SUPPLIED DATA:
⟨
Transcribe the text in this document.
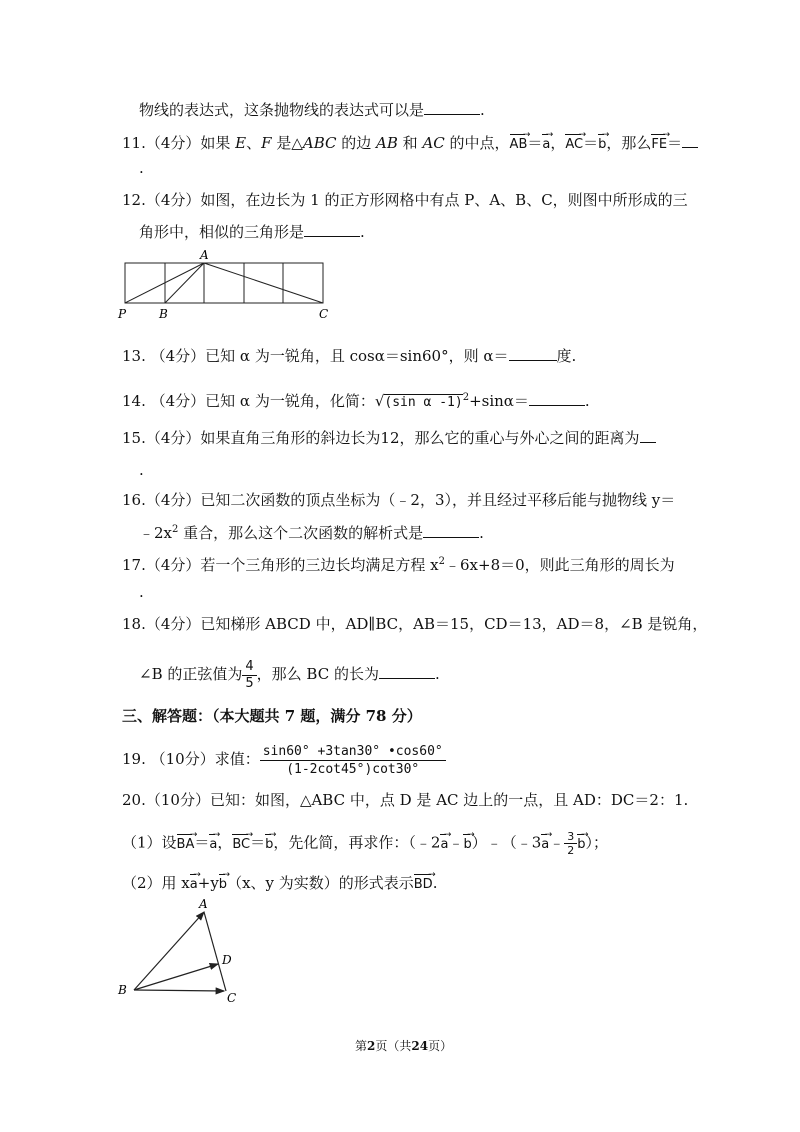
物线的表达式，这条抛物线的表达式可以是	.
11.（4分）如果 E、F 是△ABC 的边 AB 和 AC 的中点，AB →＝a →，AC →＝b →，那么FE →＝
.
12.（4分）如图，在边长为 1 的正方形网格中有点 P、A、B、C，则图中所形成的三
角形中，相似的三角形是	.
A
P	B	C
13. （4分）已知 α 为一锐角，且 cosα＝sin60°，则 α＝	度.
14. （4分）已知 α 为一锐角，化简：√(sin α -1)$^2$+sinα＝	.
15.（4分）如果直角三角形的斜边长为12，那么它的重心与外心之间的距离为
.
16.（4分）已知二次函数的顶点坐标为（﹣2，3），并且经过平移后能与抛物线 y＝
$﹣2x^2$ 重合，那么这个二次函数的解析式是	.
17.（4分）若一个三角形的三边长均满足方程 $x^2﹣6x+8=0$，则此三角形的周长为
.
18.（4分）已知梯形 ABCD 中，AD∥BC，AB＝15，CD＝13，AD＝8，∠B 是锐角，
∠B 的正弦值为 $\frac{4}{5}$ ，那么 BC 的长为	.
三、解答题：（本大题共 7 题，满分 78 分）
19. （10分）求值： $\frac{\sin 60^\circ +3\tan 30^\circ •\cos 60^\circ}{(1-2\cot 45^\circ)\cot 30^\circ}$
20.（10分）已知：如图，△ABC 中，点 D 是 AC 边上的一点，且 AD：DC＝2：1.
（1）设BA →＝a →，BC →＝b →，先化简，再求作：（﹣2a →﹣b →）﹣（﹣3a →﹣ $\frac{3}{2}$ b →）；
（2）用 xa →+yb →（x、y 为实数）的形式表示BD →.
A
B
C
D
第2页（共24页）
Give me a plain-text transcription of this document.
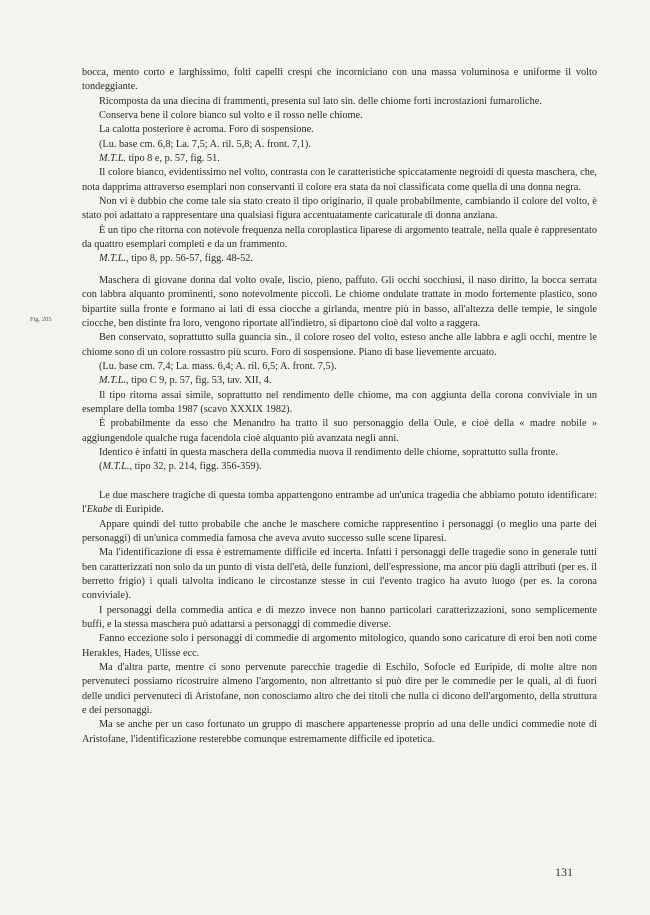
Fig. 205

bocca, mento corto e larghissimo, folti capelli crespi che incorniciano con una massa voluminosa e uniforme il volto tondeggiante.

Ricomposta da una diecina di frammenti, presenta sul lato sin. delle chiome forti incrostazioni fumaroliche.

Conserva bene il colore bianco sul volto e il rosso nelle chiome.

La calotta posteriore è acroma. Foro di sospensione.

(Lu. base cm. 6,8; La. 7,5; A. ril. 5,8; A. front. 7,1).

M.T.L. tipo 8 e, p. 57, fig. 51.

Il colore bianco, evidentissimo nel volto, contrasta con le caratteristiche spiccatamente negroidi di questa maschera, che, nota dapprima attraverso esemplari non conservanti il colore era stata da noi classificata come quella di una donna negra.

Non vi è dubbio che come tale sia stato creato il tipo originario, il quale probabilmente, cambiando il colore del volto, è stato poi adattato a rappresentare una qualsiasi figura accentuatamente caricaturale di donna anziana.

È un tipo che ritorna con notevole frequenza nella coroplastica liparese di argomento teatrale, nella quale è rappresentato da quattro esemplari completi e da un frammento.

M.T.L., tipo 8, pp. 56-57, figg. 48-52.

Maschera di giovane donna dal volto ovale, liscio, pieno, paffuto. Gli occhi socchiusi, il naso diritto, la bocca serrata con labbra alquanto prominenti, sono notevolmente piccoli. Le chiome ondulate trattate in modo fortemente plastico, sono bipartite sulla fronte e formano ai lati di essa ciocche a girlanda, mentre più in basso, all'altezza delle tempie, le singole ciocche, ben distinte fra loro, vengono riportate all'indietro, si dipartono cioè dal volto a raggera.

Ben conservato, soprattutto sulla guancia sin., il colore roseo del volto, esteso anche alle labbra e agli occhi, mentre le chiome sono di un colore rossastro più scuro. Foro di sospensione. Piano di base lievemente arcuato.

(Lu. base cm. 7,4; La. mass. 6,4; A. ril. 6,5; A. front. 7,5).

M.T.L., tipo C 9, p. 57, fig. 53, tav. XII, 4.

Il tipo ritorna assai simile, soprattutto nel rendimento delle chiome, ma con aggiunta della corona conviviale in un esemplare della tomba 1987 (scavo XXXIX 1982).

È probabilmente da esso che Menandro ha tratto il suo personaggio della Oule, e cioè della « madre nobile » aggiungendole qualche ruga facendola cioè alquanto più avanzata negli anni.

Identico è infatti in questa maschera della commedia nuova il rendimento delle chiome, soprattutto sulla fronte.

(M.T.L., tipo 32, p. 214, figg. 356-359).

Le due maschere tragiche di questa tomba appartengono entrambe ad un'unica tragedia che abbiamo potuto identificare: l'Ekabe di Euripide.

Appare quindi del tutto probabile che anche le maschere comiche rappresentino i personaggi (o meglio una parte dei personaggi) di un'unica commedia famosa che aveva avuto successo sulle scene liparesi.

Ma l'identificazione di essa è estremamente difficile ed incerta. Infatti i personaggi delle tragedie sono in generale tutti ben caratterizzati non solo da un punto di vista dell'età, delle funzioni, dell'espressione, ma ancor più dagli attributi (per es. il berretto frigio) i quali talvolta indicano le circostanze stesse in cui l'evento tragico ha avuto luogo (per es. la corona conviviale).

I personaggi della commedia antica e di mezzo invece non hanno particolari caratterizzazioni, sono semplicemente buffi, e la stessa maschera può adattarsi a personaggi di commedie diverse.

Fanno eccezione solo i personaggi di commedie di argomento mitologico, quando sono caricature di eroi ben noti come Herakles, Hades, Ulisse ecc.

Ma d'altra parte, mentre ci sono pervenute parecchie tragedie di Eschilo, Sofocle ed Euripide, di molte altre non pervenuteci possiamo ricostruire almeno l'argomento, non altrettanto si può dire per le commedie per le quali, al di fuori delle undici pervenuteci di Aristofane, non conosciamo altro che dei titoli che nulla ci dicono dell'argomento, della struttura e dei personaggi.

Ma se anche per un caso fortunato un gruppo di maschere appartenesse proprio ad una delle undici commedie note di Aristofane, l'identificazione resterebbe comunque estremamente difficile ed ipotetica.

131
⟩
GIVEN PROBLEM: Leave out the pictures and output every record above precisely as given.

THE OUTPUT:
Transcribe the text in this document.
物线的表达式，这条抛物线的表达式可以是	.
11.（4分）如果 E、F 是△ABC 的边 AB 和 AC 的中点，AB →＝a →，AC →＝b →，那么FE →＝
.
12.（4分）如图，在边长为 1 的正方形网格中有点 P、A、B、C，则图中所形成的三
角形中，相似的三角形是	.
A
P	B	C
13. （4分）已知 α 为一锐角，且 cosα＝sin60°，则 α＝	度.
14. （4分）已知 α 为一锐角，化简：√(sin α -1)$^2$+sinα＝	.
15.（4分）如果直角三角形的斜边长为12，那么它的重心与外心之间的距离为
.
16.（4分）已知二次函数的顶点坐标为（﹣2，3），并且经过平移后能与抛物线 y＝
$﹣2x^2$ 重合，那么这个二次函数的解析式是	.
17.（4分）若一个三角形的三边长均满足方程 $x^2﹣6x+8=0$，则此三角形的周长为
.
18.（4分）已知梯形 ABCD 中，AD∥BC，AB＝15，CD＝13，AD＝8，∠B 是锐角，
∠B 的正弦值为 $\frac{4}{5}$ ，那么 BC 的长为	.
三、解答题：（本大题共 7 题，满分 78 分）
19. （10分）求值： $\frac{\sin 60^\circ +3\tan 30^\circ •\cos 60^\circ}{(1-2\cot 45^\circ)\cot 30^\circ}$
20.（10分）已知：如图，△ABC 中，点 D 是 AC 边上的一点，且 AD：DC＝2：1.
（1）设BA →＝a →，BC →＝b →，先化简，再求作：（﹣2a →﹣b →）﹣（﹣3a →﹣ $\frac{3}{2}$ b →）；
（2）用 xa →+yb →（x、y 为实数）的形式表示BD →.
A
B
C
D
第2页（共24页）
Give me a plain-text transcription of this document.
Fig. 205

bocca, mento corto e larghissimo, folti capelli crespi che incorniciano con una massa voluminosa e uniforme il volto tondeggiante.

Ricomposta da una diecina di frammenti, presenta sul lato sin. delle chiome forti incrostazioni fumaroliche.

Conserva bene il colore bianco sul volto e il rosso nelle chiome.

La calotta posteriore è acroma. Foro di sospensione.

(Lu. base cm. 6,8; La. 7,5; A. ril. 5,8; A. front. 7,1).

M.T.L. tipo 8 e, p. 57, fig. 51.

Il colore bianco, evidentissimo nel volto, contrasta con le caratteristiche spiccatamente negroidi di questa maschera, che, nota dapprima attraverso esemplari non conservanti il colore era stata da noi classificata come quella di una donna negra.

Non vi è dubbio che come tale sia stato creato il tipo originario, il quale probabilmente, cambiando il colore del volto, è stato poi adattato a rappresentare una qualsiasi figura accentuatamente caricaturale di donna anziana.

È un tipo che ritorna con notevole frequenza nella coroplastica liparese di argomento teatrale, nella quale è rappresentato da quattro esemplari completi e da un frammento.

M.T.L., tipo 8, pp. 56-57, figg. 48-52.

Maschera di giovane donna dal volto ovale, liscio, pieno, paffuto. Gli occhi socchiusi, il naso diritto, la bocca serrata con labbra alquanto prominenti, sono notevolmente piccoli. Le chiome ondulate trattate in modo fortemente plastico, sono bipartite sulla fronte e formano ai lati di essa ciocche a girlanda, mentre più in basso, all'altezza delle tempie, le singole ciocche, ben distinte fra loro, vengono riportate all'indietro, si dipartono cioè dal volto a raggera.

Ben conservato, soprattutto sulla guancia sin., il colore roseo del volto, esteso anche alle labbra e agli occhi, mentre le chiome sono di un colore rossastro più scuro. Foro di sospensione. Piano di base lievemente arcuato.

(Lu. base cm. 7,4; La. mass. 6,4; A. ril. 6,5; A. front. 7,5).

M.T.L., tipo C 9, p. 57, fig. 53, tav. XII, 4.

Il tipo ritorna assai simile, soprattutto nel rendimento delle chiome, ma con aggiunta della corona conviviale in un esemplare della tomba 1987 (scavo XXXIX 1982).

È probabilmente da esso che Menandro ha tratto il suo personaggio della Oule, e cioè della « madre nobile » aggiungendole qualche ruga facendola cioè alquanto più avanzata negli anni.

Identico è infatti in questa maschera della commedia nuova il rendimento delle chiome, soprattutto sulla fronte.

(M.T.L., tipo 32, p. 214, figg. 356-359).

Le due maschere tragiche di questa tomba appartengono entrambe ad un'unica tragedia che abbiamo potuto identificare: l'Ekabe di Euripide.

Appare quindi del tutto probabile che anche le maschere comiche rappresentino i personaggi (o meglio una parte dei personaggi) di un'unica commedia famosa che aveva avuto successo sulle scene liparesi.

Ma l'identificazione di essa è estremamente difficile ed incerta. Infatti i personaggi delle tragedie sono in generale tutti ben caratterizzati non solo da un punto di vista dell'età, delle funzioni, dell'espressione, ma ancor più dagli attributi (per es. il berretto frigio) i quali talvolta indicano le circostanze stesse in cui l'evento tragico ha avuto luogo (per es. la corona conviviale).

I personaggi della commedia antica e di mezzo invece non hanno particolari caratterizzazioni, sono semplicemente buffi, e la stessa maschera può adattarsi a personaggi di commedie diverse.

Fanno eccezione solo i personaggi di commedie di argomento mitologico, quando sono caricature di eroi ben noti come Herakles, Hades, Ulisse ecc.

Ma d'altra parte, mentre ci sono pervenute parecchie tragedie di Eschilo, Sofocle ed Euripide, di molte altre non pervenuteci possiamo ricostruire almeno l'argomento, non altrettanto si può dire per le commedie per le quali, al di fuori delle undici pervenuteci di Aristofane, non conosciamo altro che dei titoli che nulla ci dicono dell'argomento, della struttura e dei personaggi.

Ma se anche per un caso fortunato un gruppo di maschere appartenesse proprio ad una delle undici commedie note di Aristofane, l'identificazione resterebbe comunque estremamente difficile ed ipotetica.

131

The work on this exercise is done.